- What to work on: Below are the records. List every line holding the word "prazo".

- Data provided:
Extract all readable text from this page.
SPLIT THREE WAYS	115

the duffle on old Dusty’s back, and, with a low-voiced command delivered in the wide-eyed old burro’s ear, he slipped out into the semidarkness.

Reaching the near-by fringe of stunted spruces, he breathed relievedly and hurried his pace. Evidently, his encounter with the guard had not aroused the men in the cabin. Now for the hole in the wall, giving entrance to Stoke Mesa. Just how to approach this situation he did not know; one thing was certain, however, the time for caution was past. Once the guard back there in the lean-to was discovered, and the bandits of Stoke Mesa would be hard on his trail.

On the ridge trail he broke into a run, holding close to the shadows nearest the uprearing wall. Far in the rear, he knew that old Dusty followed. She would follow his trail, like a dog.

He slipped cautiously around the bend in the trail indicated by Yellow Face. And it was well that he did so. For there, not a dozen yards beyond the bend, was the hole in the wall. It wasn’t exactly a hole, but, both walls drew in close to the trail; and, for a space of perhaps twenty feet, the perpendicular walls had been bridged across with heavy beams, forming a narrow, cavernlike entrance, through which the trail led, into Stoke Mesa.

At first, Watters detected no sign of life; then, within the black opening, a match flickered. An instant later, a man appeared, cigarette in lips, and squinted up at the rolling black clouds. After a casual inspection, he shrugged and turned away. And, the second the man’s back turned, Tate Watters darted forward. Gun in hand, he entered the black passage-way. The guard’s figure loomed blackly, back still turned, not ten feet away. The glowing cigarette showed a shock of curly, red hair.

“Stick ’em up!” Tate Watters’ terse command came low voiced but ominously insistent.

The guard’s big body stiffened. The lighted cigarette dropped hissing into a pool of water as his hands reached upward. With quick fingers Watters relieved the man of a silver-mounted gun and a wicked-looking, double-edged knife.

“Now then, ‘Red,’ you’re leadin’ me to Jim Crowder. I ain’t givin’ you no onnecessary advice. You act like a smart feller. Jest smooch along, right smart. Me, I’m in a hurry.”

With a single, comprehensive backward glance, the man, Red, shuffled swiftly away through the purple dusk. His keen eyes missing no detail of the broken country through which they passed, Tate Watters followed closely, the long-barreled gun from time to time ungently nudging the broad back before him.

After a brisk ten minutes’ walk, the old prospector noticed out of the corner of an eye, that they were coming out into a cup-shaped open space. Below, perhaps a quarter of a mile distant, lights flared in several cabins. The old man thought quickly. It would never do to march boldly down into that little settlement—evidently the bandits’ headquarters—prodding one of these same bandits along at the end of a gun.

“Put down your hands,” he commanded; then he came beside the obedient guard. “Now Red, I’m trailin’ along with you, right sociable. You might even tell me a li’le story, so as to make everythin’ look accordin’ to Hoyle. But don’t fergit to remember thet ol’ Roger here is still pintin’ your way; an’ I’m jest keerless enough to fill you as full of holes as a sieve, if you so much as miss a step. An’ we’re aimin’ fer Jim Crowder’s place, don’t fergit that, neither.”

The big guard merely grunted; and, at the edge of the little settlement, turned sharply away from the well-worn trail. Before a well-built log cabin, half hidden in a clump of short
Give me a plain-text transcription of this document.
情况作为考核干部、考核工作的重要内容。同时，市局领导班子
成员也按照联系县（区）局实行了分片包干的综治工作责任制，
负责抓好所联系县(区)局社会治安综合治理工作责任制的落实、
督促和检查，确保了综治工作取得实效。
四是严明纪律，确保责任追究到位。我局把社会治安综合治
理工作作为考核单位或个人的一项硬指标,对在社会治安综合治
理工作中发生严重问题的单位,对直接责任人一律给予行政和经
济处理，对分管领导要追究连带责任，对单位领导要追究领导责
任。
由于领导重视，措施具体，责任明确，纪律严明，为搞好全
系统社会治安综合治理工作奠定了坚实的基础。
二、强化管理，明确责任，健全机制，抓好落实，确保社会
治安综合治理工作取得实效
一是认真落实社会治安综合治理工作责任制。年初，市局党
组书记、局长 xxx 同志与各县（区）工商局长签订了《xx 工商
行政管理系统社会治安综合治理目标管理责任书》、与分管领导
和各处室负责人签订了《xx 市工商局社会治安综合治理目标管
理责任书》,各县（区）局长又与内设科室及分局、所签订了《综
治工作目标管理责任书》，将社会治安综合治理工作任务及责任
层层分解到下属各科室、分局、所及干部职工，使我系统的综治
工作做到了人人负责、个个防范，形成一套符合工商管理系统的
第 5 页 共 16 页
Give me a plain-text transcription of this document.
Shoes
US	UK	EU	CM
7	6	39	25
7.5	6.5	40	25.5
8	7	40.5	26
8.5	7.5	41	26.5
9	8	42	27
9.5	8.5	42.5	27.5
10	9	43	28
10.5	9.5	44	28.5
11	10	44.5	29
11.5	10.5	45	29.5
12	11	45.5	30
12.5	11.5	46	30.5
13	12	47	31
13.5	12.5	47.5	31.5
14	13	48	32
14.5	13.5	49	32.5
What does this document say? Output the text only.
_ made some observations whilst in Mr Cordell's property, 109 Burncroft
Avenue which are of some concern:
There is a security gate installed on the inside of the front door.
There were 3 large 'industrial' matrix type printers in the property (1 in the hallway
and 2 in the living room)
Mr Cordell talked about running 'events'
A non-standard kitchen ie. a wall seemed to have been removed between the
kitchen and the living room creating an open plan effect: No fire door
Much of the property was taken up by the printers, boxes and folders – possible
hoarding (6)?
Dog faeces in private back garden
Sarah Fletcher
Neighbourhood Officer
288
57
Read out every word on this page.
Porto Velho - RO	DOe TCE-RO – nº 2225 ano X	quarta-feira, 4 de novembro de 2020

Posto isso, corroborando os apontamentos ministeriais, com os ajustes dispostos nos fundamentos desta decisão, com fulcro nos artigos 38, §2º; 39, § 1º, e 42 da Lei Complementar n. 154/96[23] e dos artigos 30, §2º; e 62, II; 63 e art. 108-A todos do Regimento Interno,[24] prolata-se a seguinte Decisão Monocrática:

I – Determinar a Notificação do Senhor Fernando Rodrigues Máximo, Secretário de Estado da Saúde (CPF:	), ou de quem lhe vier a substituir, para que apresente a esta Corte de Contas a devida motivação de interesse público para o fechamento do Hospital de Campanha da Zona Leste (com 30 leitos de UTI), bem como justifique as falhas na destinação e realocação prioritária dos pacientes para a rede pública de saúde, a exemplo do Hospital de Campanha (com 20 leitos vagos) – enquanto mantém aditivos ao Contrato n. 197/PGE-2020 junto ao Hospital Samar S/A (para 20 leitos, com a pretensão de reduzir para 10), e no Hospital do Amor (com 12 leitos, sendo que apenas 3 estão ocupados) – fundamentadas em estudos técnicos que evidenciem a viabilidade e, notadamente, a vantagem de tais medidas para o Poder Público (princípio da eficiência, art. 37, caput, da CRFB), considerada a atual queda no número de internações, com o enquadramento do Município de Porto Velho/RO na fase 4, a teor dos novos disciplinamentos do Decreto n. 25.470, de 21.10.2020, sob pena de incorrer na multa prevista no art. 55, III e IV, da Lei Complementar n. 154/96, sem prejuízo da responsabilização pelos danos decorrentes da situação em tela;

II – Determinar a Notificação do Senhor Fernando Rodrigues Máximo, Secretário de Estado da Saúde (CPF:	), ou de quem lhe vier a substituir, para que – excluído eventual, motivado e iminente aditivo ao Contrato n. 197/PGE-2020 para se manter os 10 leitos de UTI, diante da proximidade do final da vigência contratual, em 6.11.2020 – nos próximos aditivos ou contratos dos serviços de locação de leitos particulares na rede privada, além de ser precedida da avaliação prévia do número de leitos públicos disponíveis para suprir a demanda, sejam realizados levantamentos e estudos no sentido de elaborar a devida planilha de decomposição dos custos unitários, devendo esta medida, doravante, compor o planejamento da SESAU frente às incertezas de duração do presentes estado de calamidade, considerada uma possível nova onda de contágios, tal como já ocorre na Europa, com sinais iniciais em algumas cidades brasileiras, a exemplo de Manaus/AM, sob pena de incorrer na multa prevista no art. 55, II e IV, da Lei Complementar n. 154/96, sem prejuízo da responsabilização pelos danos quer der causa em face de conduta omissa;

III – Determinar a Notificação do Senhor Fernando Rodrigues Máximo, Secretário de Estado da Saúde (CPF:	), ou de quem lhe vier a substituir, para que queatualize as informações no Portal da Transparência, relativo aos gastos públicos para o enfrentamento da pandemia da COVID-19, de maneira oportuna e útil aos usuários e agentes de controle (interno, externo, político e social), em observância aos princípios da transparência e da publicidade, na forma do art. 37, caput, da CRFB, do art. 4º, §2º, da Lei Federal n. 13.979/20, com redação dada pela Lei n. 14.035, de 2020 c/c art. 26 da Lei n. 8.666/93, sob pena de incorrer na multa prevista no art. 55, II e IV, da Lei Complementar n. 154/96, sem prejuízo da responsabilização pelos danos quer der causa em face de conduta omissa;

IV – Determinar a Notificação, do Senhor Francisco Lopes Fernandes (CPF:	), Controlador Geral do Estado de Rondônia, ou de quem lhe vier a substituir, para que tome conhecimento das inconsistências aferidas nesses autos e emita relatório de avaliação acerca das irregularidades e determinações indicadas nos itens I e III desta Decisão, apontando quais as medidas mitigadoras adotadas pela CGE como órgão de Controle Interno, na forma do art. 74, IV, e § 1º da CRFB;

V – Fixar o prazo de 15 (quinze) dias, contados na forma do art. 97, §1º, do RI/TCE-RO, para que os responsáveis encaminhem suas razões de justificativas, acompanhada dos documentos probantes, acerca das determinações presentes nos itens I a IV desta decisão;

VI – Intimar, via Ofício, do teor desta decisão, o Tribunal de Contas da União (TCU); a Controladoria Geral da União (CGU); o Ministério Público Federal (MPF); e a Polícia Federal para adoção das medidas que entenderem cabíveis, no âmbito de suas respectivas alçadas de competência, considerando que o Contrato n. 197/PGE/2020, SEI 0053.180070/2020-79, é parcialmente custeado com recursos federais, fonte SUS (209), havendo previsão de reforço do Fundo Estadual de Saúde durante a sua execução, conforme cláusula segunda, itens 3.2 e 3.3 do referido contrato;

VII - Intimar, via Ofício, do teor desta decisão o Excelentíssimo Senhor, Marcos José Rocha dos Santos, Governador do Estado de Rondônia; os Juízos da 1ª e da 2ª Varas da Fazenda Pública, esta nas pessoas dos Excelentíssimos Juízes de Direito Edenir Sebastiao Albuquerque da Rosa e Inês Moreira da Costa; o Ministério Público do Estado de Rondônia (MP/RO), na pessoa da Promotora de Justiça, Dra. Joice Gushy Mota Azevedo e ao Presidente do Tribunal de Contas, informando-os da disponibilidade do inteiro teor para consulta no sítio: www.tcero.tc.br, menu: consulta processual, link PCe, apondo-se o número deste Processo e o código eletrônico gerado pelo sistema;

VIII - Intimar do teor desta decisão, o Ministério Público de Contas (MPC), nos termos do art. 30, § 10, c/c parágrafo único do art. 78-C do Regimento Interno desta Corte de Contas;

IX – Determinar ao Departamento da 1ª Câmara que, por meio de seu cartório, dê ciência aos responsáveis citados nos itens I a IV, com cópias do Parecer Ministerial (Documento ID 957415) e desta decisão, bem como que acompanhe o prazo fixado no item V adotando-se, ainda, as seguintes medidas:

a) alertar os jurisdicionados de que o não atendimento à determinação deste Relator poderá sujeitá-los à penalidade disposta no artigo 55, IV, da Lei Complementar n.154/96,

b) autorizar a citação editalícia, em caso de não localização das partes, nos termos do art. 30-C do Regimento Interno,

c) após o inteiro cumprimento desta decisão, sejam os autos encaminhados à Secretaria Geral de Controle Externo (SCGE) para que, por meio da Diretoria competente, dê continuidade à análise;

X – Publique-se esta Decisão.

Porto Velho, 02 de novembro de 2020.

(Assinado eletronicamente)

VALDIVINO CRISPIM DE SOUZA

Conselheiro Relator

- Task answer:
V – Fixar o prazo de 15 (quinze) dias, contados na forma do art. 97, §1º, do RI/TCE-RO, para que os responsáveis encaminhem suas razões de justificativas, acompanhada dos documentos probantes, acerca das determinações presentes nos itens I a IV desta decisão;
IX – Determinar ao Departamento da 1ª Câmara que, por meio de seu cartório, dê ciência aos responsáveis citados nos itens I a IV, com cópias do Parecer Ministerial (Documento ID 957415) e desta decisão, bem como que acompanhe o prazo fixado no item V adotando-se, ainda, as seguintes medidas:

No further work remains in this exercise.